Write out the data below line for line, without changing anything, but leave out the pictures.

Input for this task =
↓↓↓

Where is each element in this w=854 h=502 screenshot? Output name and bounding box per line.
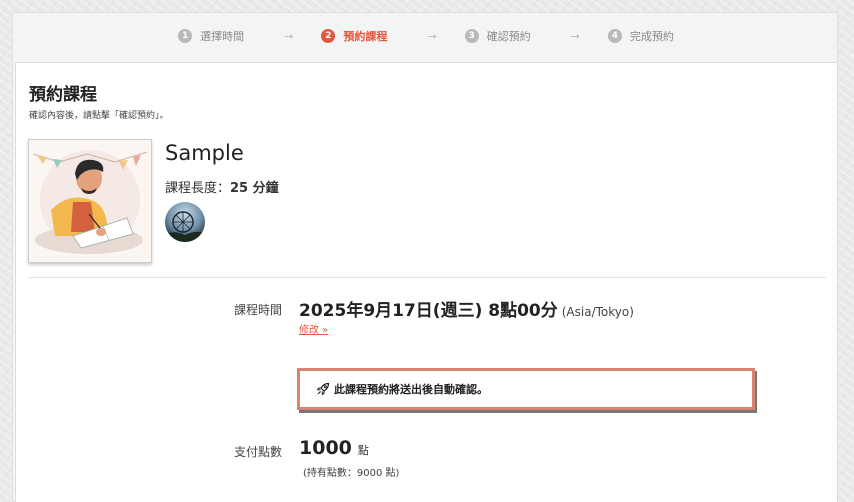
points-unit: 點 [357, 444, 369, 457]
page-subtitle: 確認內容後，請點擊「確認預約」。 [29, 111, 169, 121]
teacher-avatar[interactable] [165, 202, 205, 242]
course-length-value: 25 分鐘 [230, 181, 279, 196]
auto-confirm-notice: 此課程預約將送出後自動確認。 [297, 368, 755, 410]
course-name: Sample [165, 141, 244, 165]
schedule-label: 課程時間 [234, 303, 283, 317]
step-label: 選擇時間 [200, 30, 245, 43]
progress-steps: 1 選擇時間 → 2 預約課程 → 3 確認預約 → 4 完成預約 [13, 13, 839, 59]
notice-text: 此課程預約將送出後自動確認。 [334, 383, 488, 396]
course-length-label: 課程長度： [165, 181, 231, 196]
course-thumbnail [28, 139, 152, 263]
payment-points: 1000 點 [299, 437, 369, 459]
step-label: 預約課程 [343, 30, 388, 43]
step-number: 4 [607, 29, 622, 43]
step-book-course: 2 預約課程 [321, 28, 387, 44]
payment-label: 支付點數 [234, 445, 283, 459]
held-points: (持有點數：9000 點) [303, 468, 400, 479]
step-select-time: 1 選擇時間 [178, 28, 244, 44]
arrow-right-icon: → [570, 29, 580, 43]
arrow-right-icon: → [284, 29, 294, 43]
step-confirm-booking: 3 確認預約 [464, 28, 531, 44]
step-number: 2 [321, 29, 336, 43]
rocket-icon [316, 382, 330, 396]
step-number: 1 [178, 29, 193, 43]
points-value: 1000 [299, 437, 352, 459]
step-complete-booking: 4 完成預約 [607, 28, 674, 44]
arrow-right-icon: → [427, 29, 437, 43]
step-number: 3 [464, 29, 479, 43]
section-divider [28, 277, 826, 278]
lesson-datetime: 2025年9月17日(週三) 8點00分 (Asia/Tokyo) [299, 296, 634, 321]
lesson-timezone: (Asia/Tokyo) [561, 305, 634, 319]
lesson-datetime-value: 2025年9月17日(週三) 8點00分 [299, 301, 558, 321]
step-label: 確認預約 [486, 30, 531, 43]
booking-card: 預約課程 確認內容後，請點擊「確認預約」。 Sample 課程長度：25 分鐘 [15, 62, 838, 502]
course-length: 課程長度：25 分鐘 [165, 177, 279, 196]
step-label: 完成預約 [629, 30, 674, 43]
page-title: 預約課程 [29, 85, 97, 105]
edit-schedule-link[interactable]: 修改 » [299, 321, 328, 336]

↑↑↑

Right answer =
Where is each element in this w=854 h=502 screenshot? Output name and bounding box per line.
points-unit: 點 [357, 444, 369, 457]
page-subtitle: 確認內容後，請點擊「確認預約」。 [29, 111, 169, 121]
teacher-avatar[interactable] [165, 202, 205, 242]
course-length-value: 25 分鐘 [230, 181, 279, 196]
auto-confirm-notice: 此課程預約將送出後自動確認。 [297, 368, 755, 410]
course-name: Sample [165, 141, 244, 165]
schedule-label: 課程時間 [234, 303, 283, 317]
step-label: 選擇時間 [200, 30, 245, 43]
progress-steps: 1 選擇時間 → 2 預約課程 → 3 確認預約 → 4 完成預約 [13, 13, 839, 59]
notice-text: 此課程預約將送出後自動確認。 [334, 383, 488, 396]
course-length-label: 課程長度： [165, 181, 231, 196]
course-thumbnail [28, 139, 152, 263]
payment-points: 1000 點 [299, 437, 369, 459]
step-label: 預約課程 [343, 30, 388, 43]
step-number: 4 [607, 29, 622, 43]
step-book-course: 2 預約課程 [321, 28, 387, 44]
payment-label: 支付點數 [234, 445, 283, 459]
held-points: (持有點數：9000 點) [303, 468, 400, 479]
step-select-time: 1 選擇時間 [178, 28, 244, 44]
arrow-right-icon: → [570, 29, 580, 43]
arrow-right-icon: → [284, 29, 294, 43]
step-confirm-booking: 3 確認預約 [464, 28, 531, 44]
step-number: 2 [321, 29, 336, 43]
rocket-icon [316, 382, 330, 396]
step-number: 1 [178, 29, 193, 43]
points-value: 1000 [299, 437, 352, 459]
step-complete-booking: 4 完成預約 [607, 28, 674, 44]
arrow-right-icon: → [427, 29, 437, 43]
step-number: 3 [464, 29, 479, 43]
section-divider [28, 277, 826, 278]
lesson-datetime: 2025年9月17日(週三) 8點00分 (Asia/Tokyo) [299, 296, 634, 321]
lesson-timezone: (Asia/Tokyo) [561, 305, 634, 319]
lesson-datetime-value: 2025年9月17日(週三) 8點00分 [299, 301, 558, 321]
step-label: 確認預約 [486, 30, 531, 43]
booking-card: 預約課程 確認內容後，請點擊「確認預約」。 Sample 課程長度：25 分鐘 [15, 62, 838, 502]
course-length: 課程長度：25 分鐘 [165, 177, 279, 196]
step-label: 完成預約 [629, 30, 674, 43]
page-title: 預約課程 [29, 85, 97, 105]
edit-schedule-link[interactable]: 修改 » [299, 321, 328, 336]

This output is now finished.